# DATA ROWS
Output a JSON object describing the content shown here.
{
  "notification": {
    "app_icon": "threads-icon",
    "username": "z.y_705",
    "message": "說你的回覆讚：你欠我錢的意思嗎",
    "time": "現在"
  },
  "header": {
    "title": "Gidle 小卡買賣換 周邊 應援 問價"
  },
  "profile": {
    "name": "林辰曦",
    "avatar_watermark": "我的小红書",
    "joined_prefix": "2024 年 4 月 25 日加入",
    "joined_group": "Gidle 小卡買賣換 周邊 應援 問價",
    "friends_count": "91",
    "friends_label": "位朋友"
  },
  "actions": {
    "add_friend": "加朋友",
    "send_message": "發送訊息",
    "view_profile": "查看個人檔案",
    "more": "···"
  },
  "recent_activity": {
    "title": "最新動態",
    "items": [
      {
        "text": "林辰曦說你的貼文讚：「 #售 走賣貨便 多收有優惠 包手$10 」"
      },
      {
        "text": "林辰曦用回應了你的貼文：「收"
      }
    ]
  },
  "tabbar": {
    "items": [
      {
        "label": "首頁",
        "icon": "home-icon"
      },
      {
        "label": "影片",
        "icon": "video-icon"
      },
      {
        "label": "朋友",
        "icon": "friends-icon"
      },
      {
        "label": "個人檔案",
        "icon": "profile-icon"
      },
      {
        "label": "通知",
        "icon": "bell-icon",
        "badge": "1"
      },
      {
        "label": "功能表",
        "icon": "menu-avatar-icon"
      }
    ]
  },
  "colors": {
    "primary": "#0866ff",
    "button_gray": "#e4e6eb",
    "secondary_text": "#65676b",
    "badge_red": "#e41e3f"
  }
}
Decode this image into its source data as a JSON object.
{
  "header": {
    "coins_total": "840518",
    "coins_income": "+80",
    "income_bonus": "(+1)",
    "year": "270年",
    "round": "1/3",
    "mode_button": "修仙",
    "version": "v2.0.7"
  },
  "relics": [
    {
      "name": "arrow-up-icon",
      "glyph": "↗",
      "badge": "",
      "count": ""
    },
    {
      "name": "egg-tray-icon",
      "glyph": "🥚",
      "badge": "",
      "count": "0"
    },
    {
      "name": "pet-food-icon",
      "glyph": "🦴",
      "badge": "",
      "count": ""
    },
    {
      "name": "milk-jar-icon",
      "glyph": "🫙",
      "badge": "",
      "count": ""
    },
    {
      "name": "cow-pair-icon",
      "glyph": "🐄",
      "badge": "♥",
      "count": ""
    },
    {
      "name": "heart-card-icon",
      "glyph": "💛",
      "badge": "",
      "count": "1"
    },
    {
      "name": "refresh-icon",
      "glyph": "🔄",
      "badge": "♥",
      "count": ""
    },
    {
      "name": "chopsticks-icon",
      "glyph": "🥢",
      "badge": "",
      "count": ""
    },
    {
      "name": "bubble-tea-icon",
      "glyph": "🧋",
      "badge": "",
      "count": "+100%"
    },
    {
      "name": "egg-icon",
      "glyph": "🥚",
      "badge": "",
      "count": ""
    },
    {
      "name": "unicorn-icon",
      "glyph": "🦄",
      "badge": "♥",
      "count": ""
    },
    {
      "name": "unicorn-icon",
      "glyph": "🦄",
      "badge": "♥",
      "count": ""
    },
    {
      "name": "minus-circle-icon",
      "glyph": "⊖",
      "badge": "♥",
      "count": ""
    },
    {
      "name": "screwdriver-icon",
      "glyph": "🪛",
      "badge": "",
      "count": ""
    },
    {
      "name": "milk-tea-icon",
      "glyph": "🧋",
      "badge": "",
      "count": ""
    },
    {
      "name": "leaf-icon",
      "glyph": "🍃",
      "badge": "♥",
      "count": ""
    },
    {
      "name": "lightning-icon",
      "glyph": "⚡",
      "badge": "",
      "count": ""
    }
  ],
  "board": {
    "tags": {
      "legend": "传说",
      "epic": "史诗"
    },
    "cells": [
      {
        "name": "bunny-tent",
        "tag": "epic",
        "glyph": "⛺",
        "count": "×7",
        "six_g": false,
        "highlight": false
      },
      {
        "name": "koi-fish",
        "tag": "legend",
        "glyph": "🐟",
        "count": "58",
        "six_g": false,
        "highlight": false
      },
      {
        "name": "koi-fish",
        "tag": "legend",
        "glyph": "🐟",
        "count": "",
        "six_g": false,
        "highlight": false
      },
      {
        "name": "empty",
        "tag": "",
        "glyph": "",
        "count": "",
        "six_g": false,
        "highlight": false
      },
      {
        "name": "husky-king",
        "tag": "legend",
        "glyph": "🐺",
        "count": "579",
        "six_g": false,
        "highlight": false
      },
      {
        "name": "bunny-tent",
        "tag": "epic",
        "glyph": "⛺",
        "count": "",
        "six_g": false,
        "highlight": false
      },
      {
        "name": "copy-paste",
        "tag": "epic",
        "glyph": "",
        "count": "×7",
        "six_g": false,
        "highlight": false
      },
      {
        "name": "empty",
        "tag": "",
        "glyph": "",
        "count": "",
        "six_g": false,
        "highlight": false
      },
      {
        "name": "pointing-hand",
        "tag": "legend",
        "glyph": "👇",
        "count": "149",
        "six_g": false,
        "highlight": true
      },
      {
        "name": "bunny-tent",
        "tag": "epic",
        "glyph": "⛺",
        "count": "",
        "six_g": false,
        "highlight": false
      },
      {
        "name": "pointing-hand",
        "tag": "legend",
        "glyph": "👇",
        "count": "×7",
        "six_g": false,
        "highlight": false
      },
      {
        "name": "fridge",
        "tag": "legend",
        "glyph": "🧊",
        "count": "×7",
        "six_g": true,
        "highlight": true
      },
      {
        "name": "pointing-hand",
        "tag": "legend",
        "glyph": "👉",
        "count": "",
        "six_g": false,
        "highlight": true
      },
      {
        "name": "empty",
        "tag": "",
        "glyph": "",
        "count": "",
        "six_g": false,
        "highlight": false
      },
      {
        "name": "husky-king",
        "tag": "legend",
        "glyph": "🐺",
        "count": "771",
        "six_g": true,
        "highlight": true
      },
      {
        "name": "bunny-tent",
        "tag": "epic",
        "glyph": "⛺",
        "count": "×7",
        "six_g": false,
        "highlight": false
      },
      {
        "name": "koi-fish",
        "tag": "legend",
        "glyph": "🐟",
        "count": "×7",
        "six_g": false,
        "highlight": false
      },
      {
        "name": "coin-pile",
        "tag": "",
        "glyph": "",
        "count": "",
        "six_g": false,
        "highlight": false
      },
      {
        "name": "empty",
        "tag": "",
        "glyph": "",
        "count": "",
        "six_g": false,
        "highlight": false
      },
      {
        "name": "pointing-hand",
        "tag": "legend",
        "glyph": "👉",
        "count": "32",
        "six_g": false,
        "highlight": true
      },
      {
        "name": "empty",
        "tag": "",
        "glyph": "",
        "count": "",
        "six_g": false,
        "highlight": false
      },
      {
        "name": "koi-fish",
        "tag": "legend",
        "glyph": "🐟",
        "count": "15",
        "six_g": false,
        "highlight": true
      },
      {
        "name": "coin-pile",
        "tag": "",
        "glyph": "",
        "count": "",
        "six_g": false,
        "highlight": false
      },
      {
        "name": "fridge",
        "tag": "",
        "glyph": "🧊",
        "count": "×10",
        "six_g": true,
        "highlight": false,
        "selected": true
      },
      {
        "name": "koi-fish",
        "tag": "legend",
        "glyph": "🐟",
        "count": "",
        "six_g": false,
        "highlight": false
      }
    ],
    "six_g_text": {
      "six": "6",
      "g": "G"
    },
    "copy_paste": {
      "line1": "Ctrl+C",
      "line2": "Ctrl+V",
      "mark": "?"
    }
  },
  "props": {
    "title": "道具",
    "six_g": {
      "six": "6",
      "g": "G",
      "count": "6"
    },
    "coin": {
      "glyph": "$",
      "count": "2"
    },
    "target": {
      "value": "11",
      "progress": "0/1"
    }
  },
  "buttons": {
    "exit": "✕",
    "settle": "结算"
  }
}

# TO BE DONE
Word for word, restate all of the data shown above.

# THE SOLUTION
Output a JSON object describing the content shown here.
{
  "notification": {
    "app_icon": "threads-icon",
    "username": "z.y_705",
    "message": "說你的回覆讚：你欠我錢的意思嗎",
    "time": "現在"
  },
  "header": {
    "title": "Gidle 小卡買賣換 周邊 應援 問價"
  },
  "profile": {
    "name": "林辰曦",
    "avatar_watermark": "我的小红書",
    "joined_prefix": "2024 年 4 月 25 日加入",
    "joined_group": "Gidle 小卡買賣換 周邊 應援 問價",
    "friends_count": "91",
    "friends_label": "位朋友"
  },
  "actions": {
    "add_friend": "加朋友",
    "send_message": "發送訊息",
    "view_profile": "查看個人檔案",
    "more": "···"
  },
  "recent_activity": {
    "title": "最新動態",
    "items": [
      {
        "text": "林辰曦說你的貼文讚：「 #售 走賣貨便 多收有優惠 包手$10 」"
      },
      {
        "text": "林辰曦用回應了你的貼文：「收"
      }
    ]
  },
  "tabbar": {
    "items": [
      {
        "label": "首頁",
        "icon": "home-icon"
      },
      {
        "label": "影片",
        "icon": "video-icon"
      },
      {
        "label": "朋友",
        "icon": "friends-icon"
      },
      {
        "label": "個人檔案",
        "icon": "profile-icon"
      },
      {
        "label": "通知",
        "icon": "bell-icon",
        "badge": "1"
      },
      {
        "label": "功能表",
        "icon": "menu-avatar-icon"
      }
    ]
  },
  "colors": {
    "primary": "#0866ff",
    "button_gray": "#e4e6eb",
    "secondary_text": "#65676b",
    "badge_red": "#e41e3f"
  }
}
Decode this image into its source data as a JSON object.
{
  "header": {
    "coins_total": "840518",
    "coins_income": "+80",
    "income_bonus": "(+1)",
    "year": "270年",
    "round": "1/3",
    "mode_button": "修仙",
    "version": "v2.0.7"
  },
  "relics": [
    {
      "name": "arrow-up-icon",
      "glyph": "↗",
      "badge": "",
      "count": ""
    },
    {
      "name": "egg-tray-icon",
      "glyph": "🥚",
      "badge": "",
      "count": "0"
    },
    {
      "name": "pet-food-icon",
      "glyph": "🦴",
      "badge": "",
      "count": ""
    },
    {
      "name": "milk-jar-icon",
      "glyph": "🫙",
      "badge": "",
      "count": ""
    },
    {
      "name": "cow-pair-icon",
      "glyph": "🐄",
      "badge": "♥",
      "count": ""
    },
    {
      "name": "heart-card-icon",
      "glyph": "💛",
      "badge": "",
      "count": "1"
    },
    {
      "name": "refresh-icon",
      "glyph": "🔄",
      "badge": "♥",
      "count": ""
    },
    {
      "name": "chopsticks-icon",
      "glyph": "🥢",
      "badge": "",
      "count": ""
    },
    {
      "name": "bubble-tea-icon",
      "glyph": "🧋",
      "badge": "",
      "count": "+100%"
    },
    {
      "name": "egg-icon",
      "glyph": "🥚",
      "badge": "",
      "count": ""
    },
    {
      "name": "unicorn-icon",
      "glyph": "🦄",
      "badge": "♥",
      "count": ""
    },
    {
      "name": "unicorn-icon",
      "glyph": "🦄",
      "badge": "♥",
      "count": ""
    },
    {
      "name": "minus-circle-icon",
      "glyph": "⊖",
      "badge": "♥",
      "count": ""
    },
    {
      "name": "screwdriver-icon",
      "glyph": "🪛",
      "badge": "",
      "count": ""
    },
    {
      "name": "milk-tea-icon",
      "glyph": "🧋",
      "badge": "",
      "count": ""
    },
    {
      "name": "leaf-icon",
      "glyph": "🍃",
      "badge": "♥",
      "count": ""
    },
    {
      "name": "lightning-icon",
      "glyph": "⚡",
      "badge": "",
      "count": ""
    }
  ],
  "board": {
    "tags": {
      "legend": "传说",
      "epic": "史诗"
    },
    "cells": [
      {
        "name": "bunny-tent",
        "tag": "epic",
        "glyph": "⛺",
        "count": "×7",
        "six_g": false,
        "highlight": false
      },
      {
        "name": "koi-fish",
        "tag": "legend",
        "glyph": "🐟",
        "count": "58",
        "six_g": false,
        "highlight": false
      },
      {
        "name": "koi-fish",
        "tag": "legend",
        "glyph": "🐟",
        "count": "",
        "six_g": false,
        "highlight": false
      },
      {
        "name": "empty",
        "tag": "",
        "glyph": "",
        "count": "",
        "six_g": false,
        "highlight": false
      },
      {
        "name": "husky-king",
        "tag": "legend",
        "glyph": "🐺",
        "count": "579",
        "six_g": false,
        "highlight": false
      },
      {
        "name": "bunny-tent",
        "tag": "epic",
        "glyph": "⛺",
        "count": "",
        "six_g": false,
        "highlight": false
      },
      {
        "name": "copy-paste",
        "tag": "epic",
        "glyph": "",
        "count": "×7",
        "six_g": false,
        "highlight": false
      },
      {
        "name": "empty",
        "tag": "",
        "glyph": "",
        "count": "",
        "six_g": false,
        "highlight": false
      },
      {
        "name": "pointing-hand",
        "tag": "legend",
        "glyph": "👇",
        "count": "149",
        "six_g": false,
        "highlight": true
      },
      {
        "name": "bunny-tent",
        "tag": "epic",
        "glyph": "⛺",
        "count": "",
        "six_g": false,
        "highlight": false
      },
      {
        "name": "pointing-hand",
        "tag": "legend",
        "glyph": "👇",
        "count": "×7",
        "six_g": false,
        "highlight": false
      },
      {
        "name": "fridge",
        "tag": "legend",
        "glyph": "🧊",
        "count": "×7",
        "six_g": true,
        "highlight": true
      },
      {
        "name": "pointing-hand",
        "tag": "legend",
        "glyph": "👉",
        "count": "",
        "six_g": false,
        "highlight": true
      },
      {
        "name": "empty",
        "tag": "",
        "glyph": "",
        "count": "",
        "six_g": false,
        "highlight": false
      },
      {
        "name": "husky-king",
        "tag": "legend",
        "glyph": "🐺",
        "count": "771",
        "six_g": true,
        "highlight": true
      },
      {
        "name": "bunny-tent",
        "tag": "epic",
        "glyph": "⛺",
        "count": "×7",
        "six_g": false,
        "highlight": false
      },
      {
        "name": "koi-fish",
        "tag": "legend",
        "glyph": "🐟",
        "count": "×7",
        "six_g": false,
        "highlight": false
      },
      {
        "name": "coin-pile",
        "tag": "",
        "glyph": "",
        "count": "",
        "six_g": false,
        "highlight": false
      },
      {
        "name": "empty",
        "tag": "",
        "glyph": "",
        "count": "",
        "six_g": false,
        "highlight": false
      },
      {
        "name": "pointing-hand",
        "tag": "legend",
        "glyph": "👉",
        "count": "32",
        "six_g": false,
        "highlight": true
      },
      {
        "name": "empty",
        "tag": "",
        "glyph": "",
        "count": "",
        "six_g": false,
        "highlight": false
      },
      {
        "name": "koi-fish",
        "tag": "legend",
        "glyph": "🐟",
        "count": "15",
        "six_g": false,
        "highlight": true
      },
      {
        "name": "coin-pile",
        "tag": "",
        "glyph": "",
        "count": "",
        "six_g": false,
        "highlight": false
      },
      {
        "name": "fridge",
        "tag": "",
        "glyph": "🧊",
        "count": "×10",
        "six_g": true,
        "highlight": false,
        "selected": true
      },
      {
        "name": "koi-fish",
        "tag": "legend",
        "glyph": "🐟",
        "count": "",
        "six_g": false,
        "highlight": false
      }
    ],
    "six_g_text": {
      "six": "6",
      "g": "G"
    },
    "copy_paste": {
      "line1": "Ctrl+C",
      "line2": "Ctrl+V",
      "mark": "?"
    }
  },
  "props": {
    "title": "道具",
    "six_g": {
      "six": "6",
      "g": "G",
      "count": "6"
    },
    "coin": {
      "glyph": "$",
      "count": "2"
    },
    "target": {
      "value": "11",
      "progress": "0/1"
    }
  },
  "buttons": {
    "exit": "✕",
    "settle": "结算"
  }
}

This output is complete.